# Aim:
Reproduce the whole listing, character for character.

# Provided data:
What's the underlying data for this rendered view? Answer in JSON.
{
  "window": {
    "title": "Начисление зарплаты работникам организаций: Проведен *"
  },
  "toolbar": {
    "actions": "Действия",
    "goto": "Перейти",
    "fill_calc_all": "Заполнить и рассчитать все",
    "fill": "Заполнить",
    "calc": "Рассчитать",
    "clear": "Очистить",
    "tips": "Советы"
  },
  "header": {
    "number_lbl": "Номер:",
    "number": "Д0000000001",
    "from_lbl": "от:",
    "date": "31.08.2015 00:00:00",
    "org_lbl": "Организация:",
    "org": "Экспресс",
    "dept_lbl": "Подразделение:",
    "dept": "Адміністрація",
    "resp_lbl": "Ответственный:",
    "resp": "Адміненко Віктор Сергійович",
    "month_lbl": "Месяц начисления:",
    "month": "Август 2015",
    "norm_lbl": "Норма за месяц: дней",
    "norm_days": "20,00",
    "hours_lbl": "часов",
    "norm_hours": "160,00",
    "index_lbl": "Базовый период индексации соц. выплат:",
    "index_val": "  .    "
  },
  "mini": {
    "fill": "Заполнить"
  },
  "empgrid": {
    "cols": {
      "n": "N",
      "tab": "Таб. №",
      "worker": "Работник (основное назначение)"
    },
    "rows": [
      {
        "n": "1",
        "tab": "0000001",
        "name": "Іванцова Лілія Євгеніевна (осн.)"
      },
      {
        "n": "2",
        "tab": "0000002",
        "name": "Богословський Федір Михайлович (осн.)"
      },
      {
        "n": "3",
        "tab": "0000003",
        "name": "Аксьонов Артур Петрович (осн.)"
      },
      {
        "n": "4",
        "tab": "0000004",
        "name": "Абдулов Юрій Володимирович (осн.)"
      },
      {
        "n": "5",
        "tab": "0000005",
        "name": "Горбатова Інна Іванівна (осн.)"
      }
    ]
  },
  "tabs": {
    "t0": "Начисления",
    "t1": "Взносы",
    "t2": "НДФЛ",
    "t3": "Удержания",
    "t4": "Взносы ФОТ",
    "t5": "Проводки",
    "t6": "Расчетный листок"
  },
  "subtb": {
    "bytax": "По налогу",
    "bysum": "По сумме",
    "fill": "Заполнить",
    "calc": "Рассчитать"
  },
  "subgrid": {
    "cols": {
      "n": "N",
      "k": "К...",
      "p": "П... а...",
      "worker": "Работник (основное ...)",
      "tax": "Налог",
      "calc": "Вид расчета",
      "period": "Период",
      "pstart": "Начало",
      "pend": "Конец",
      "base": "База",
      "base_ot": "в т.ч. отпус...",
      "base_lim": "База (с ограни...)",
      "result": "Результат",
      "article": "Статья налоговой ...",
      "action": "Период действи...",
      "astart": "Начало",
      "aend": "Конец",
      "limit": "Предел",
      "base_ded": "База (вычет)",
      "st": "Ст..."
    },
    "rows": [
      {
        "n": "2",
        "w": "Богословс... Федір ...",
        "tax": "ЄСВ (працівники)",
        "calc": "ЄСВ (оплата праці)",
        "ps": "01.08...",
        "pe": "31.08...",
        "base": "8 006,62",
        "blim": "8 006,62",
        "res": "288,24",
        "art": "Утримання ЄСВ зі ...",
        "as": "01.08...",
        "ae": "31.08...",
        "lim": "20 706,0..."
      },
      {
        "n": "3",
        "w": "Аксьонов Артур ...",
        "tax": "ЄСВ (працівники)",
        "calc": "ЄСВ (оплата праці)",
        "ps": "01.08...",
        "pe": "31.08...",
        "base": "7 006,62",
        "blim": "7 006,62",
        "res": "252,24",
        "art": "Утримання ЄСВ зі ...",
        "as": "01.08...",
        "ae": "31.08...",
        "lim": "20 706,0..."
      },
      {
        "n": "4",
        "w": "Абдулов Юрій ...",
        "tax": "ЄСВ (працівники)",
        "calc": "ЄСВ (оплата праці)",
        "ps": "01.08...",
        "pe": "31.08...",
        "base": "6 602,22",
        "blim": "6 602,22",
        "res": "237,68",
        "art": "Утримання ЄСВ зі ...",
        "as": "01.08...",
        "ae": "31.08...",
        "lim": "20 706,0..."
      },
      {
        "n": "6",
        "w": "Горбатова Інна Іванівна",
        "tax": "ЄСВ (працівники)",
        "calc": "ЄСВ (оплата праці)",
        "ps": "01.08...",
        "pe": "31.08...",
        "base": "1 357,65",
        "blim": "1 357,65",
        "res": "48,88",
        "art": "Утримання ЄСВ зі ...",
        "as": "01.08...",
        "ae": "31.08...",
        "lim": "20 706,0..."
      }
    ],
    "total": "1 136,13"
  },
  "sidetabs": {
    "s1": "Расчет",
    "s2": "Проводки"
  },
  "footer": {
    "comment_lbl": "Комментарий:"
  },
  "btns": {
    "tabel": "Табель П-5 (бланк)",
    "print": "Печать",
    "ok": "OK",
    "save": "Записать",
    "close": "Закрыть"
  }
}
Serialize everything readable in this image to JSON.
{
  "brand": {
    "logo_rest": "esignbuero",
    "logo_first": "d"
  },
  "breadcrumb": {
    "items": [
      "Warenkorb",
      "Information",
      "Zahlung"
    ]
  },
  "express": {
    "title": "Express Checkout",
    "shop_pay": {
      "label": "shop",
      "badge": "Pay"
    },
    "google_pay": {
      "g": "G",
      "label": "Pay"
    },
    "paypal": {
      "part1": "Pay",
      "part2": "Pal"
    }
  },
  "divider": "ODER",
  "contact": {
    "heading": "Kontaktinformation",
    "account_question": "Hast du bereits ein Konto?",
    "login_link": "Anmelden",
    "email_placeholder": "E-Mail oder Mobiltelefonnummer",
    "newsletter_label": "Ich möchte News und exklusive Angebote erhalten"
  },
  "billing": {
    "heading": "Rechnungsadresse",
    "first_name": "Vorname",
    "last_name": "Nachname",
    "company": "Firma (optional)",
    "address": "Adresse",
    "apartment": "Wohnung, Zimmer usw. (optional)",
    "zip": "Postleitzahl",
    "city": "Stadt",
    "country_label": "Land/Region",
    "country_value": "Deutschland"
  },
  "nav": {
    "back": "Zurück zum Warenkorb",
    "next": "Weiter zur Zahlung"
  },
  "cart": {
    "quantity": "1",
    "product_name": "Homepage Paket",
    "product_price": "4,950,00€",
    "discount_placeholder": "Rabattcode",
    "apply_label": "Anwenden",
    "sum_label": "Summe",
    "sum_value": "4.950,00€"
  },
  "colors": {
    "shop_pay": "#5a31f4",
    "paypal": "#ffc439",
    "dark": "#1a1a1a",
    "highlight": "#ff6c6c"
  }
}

# Solution for this task:
What's the underlying data for this rendered view? Answer in JSON.
{
  "window": {
    "title": "Начисление зарплаты работникам организаций: Проведен *"
  },
  "toolbar": {
    "actions": "Действия",
    "goto": "Перейти",
    "fill_calc_all": "Заполнить и рассчитать все",
    "fill": "Заполнить",
    "calc": "Рассчитать",
    "clear": "Очистить",
    "tips": "Советы"
  },
  "header": {
    "number_lbl": "Номер:",
    "number": "Д0000000001",
    "from_lbl": "от:",
    "date": "31.08.2015 00:00:00",
    "org_lbl": "Организация:",
    "org": "Экспресс",
    "dept_lbl": "Подразделение:",
    "dept": "Адміністрація",
    "resp_lbl": "Ответственный:",
    "resp": "Адміненко Віктор Сергійович",
    "month_lbl": "Месяц начисления:",
    "month": "Август 2015",
    "norm_lbl": "Норма за месяц: дней",
    "norm_days": "20,00",
    "hours_lbl": "часов",
    "norm_hours": "160,00",
    "index_lbl": "Базовый период индексации соц. выплат:",
    "index_val": "  .    "
  },
  "mini": {
    "fill": "Заполнить"
  },
  "empgrid": {
    "cols": {
      "n": "N",
      "tab": "Таб. №",
      "worker": "Работник (основное назначение)"
    },
    "rows": [
      {
        "n": "1",
        "tab": "0000001",
        "name": "Іванцова Лілія Євгеніевна (осн.)"
      },
      {
        "n": "2",
        "tab": "0000002",
        "name": "Богословський Федір Михайлович (осн.)"
      },
      {
        "n": "3",
        "tab": "0000003",
        "name": "Аксьонов Артур Петрович (осн.)"
      },
      {
        "n": "4",
        "tab": "0000004",
        "name": "Абдулов Юрій Володимирович (осн.)"
      },
      {
        "n": "5",
        "tab": "0000005",
        "name": "Горбатова Інна Іванівна (осн.)"
      }
    ]
  },
  "tabs": {
    "t0": "Начисления",
    "t1": "Взносы",
    "t2": "НДФЛ",
    "t3": "Удержания",
    "t4": "Взносы ФОТ",
    "t5": "Проводки",
    "t6": "Расчетный листок"
  },
  "subtb": {
    "bytax": "По налогу",
    "bysum": "По сумме",
    "fill": "Заполнить",
    "calc": "Рассчитать"
  },
  "subgrid": {
    "cols": {
      "n": "N",
      "k": "К...",
      "p": "П... а...",
      "worker": "Работник (основное ...)",
      "tax": "Налог",
      "calc": "Вид расчета",
      "period": "Период",
      "pstart": "Начало",
      "pend": "Конец",
      "base": "База",
      "base_ot": "в т.ч. отпус...",
      "base_lim": "База (с ограни...)",
      "result": "Результат",
      "article": "Статья налоговой ...",
      "action": "Период действи...",
      "astart": "Начало",
      "aend": "Конец",
      "limit": "Предел",
      "base_ded": "База (вычет)",
      "st": "Ст..."
    },
    "rows": [
      {
        "n": "2",
        "w": "Богословс... Федір ...",
        "tax": "ЄСВ (працівники)",
        "calc": "ЄСВ (оплата праці)",
        "ps": "01.08...",
        "pe": "31.08...",
        "base": "8 006,62",
        "blim": "8 006,62",
        "res": "288,24",
        "art": "Утримання ЄСВ зі ...",
        "as": "01.08...",
        "ae": "31.08...",
        "lim": "20 706,0..."
      },
      {
        "n": "3",
        "w": "Аксьонов Артур ...",
        "tax": "ЄСВ (працівники)",
        "calc": "ЄСВ (оплата праці)",
        "ps": "01.08...",
        "pe": "31.08...",
        "base": "7 006,62",
        "blim": "7 006,62",
        "res": "252,24",
        "art": "Утримання ЄСВ зі ...",
        "as": "01.08...",
        "ae": "31.08...",
        "lim": "20 706,0..."
      },
      {
        "n": "4",
        "w": "Абдулов Юрій ...",
        "tax": "ЄСВ (працівники)",
        "calc": "ЄСВ (оплата праці)",
        "ps": "01.08...",
        "pe": "31.08...",
        "base": "6 602,22",
        "blim": "6 602,22",
        "res": "237,68",
        "art": "Утримання ЄСВ зі ...",
        "as": "01.08...",
        "ae": "31.08...",
        "lim": "20 706,0..."
      },
      {
        "n": "6",
        "w": "Горбатова Інна Іванівна",
        "tax": "ЄСВ (працівники)",
        "calc": "ЄСВ (оплата праці)",
        "ps": "01.08...",
        "pe": "31.08...",
        "base": "1 357,65",
        "blim": "1 357,65",
        "res": "48,88",
        "art": "Утримання ЄСВ зі ...",
        "as": "01.08...",
        "ae": "31.08...",
        "lim": "20 706,0..."
      }
    ],
    "total": "1 136,13"
  },
  "sidetabs": {
    "s1": "Расчет",
    "s2": "Проводки"
  },
  "footer": {
    "comment_lbl": "Комментарий:"
  },
  "btns": {
    "tabel": "Табель П-5 (бланк)",
    "print": "Печать",
    "ok": "OK",
    "save": "Записать",
    "close": "Закрыть"
  }
}
Serialize everything readable in this image to JSON.
{
  "brand": {
    "logo_rest": "esignbuero",
    "logo_first": "d"
  },
  "breadcrumb": {
    "items": [
      "Warenkorb",
      "Information",
      "Zahlung"
    ]
  },
  "express": {
    "title": "Express Checkout",
    "shop_pay": {
      "label": "shop",
      "badge": "Pay"
    },
    "google_pay": {
      "g": "G",
      "label": "Pay"
    },
    "paypal": {
      "part1": "Pay",
      "part2": "Pal"
    }
  },
  "divider": "ODER",
  "contact": {
    "heading": "Kontaktinformation",
    "account_question": "Hast du bereits ein Konto?",
    "login_link": "Anmelden",
    "email_placeholder": "E-Mail oder Mobiltelefonnummer",
    "newsletter_label": "Ich möchte News und exklusive Angebote erhalten"
  },
  "billing": {
    "heading": "Rechnungsadresse",
    "first_name": "Vorname",
    "last_name": "Nachname",
    "company": "Firma (optional)",
    "address": "Adresse",
    "apartment": "Wohnung, Zimmer usw. (optional)",
    "zip": "Postleitzahl",
    "city": "Stadt",
    "country_label": "Land/Region",
    "country_value": "Deutschland"
  },
  "nav": {
    "back": "Zurück zum Warenkorb",
    "next": "Weiter zur Zahlung"
  },
  "cart": {
    "quantity": "1",
    "product_name": "Homepage Paket",
    "product_price": "4,950,00€",
    "discount_placeholder": "Rabattcode",
    "apply_label": "Anwenden",
    "sum_label": "Summe",
    "sum_value": "4.950,00€"
  },
  "colors": {
    "shop_pay": "#5a31f4",
    "paypal": "#ffc439",
    "dark": "#1a1a1a",
    "highlight": "#ff6c6c"
  }
}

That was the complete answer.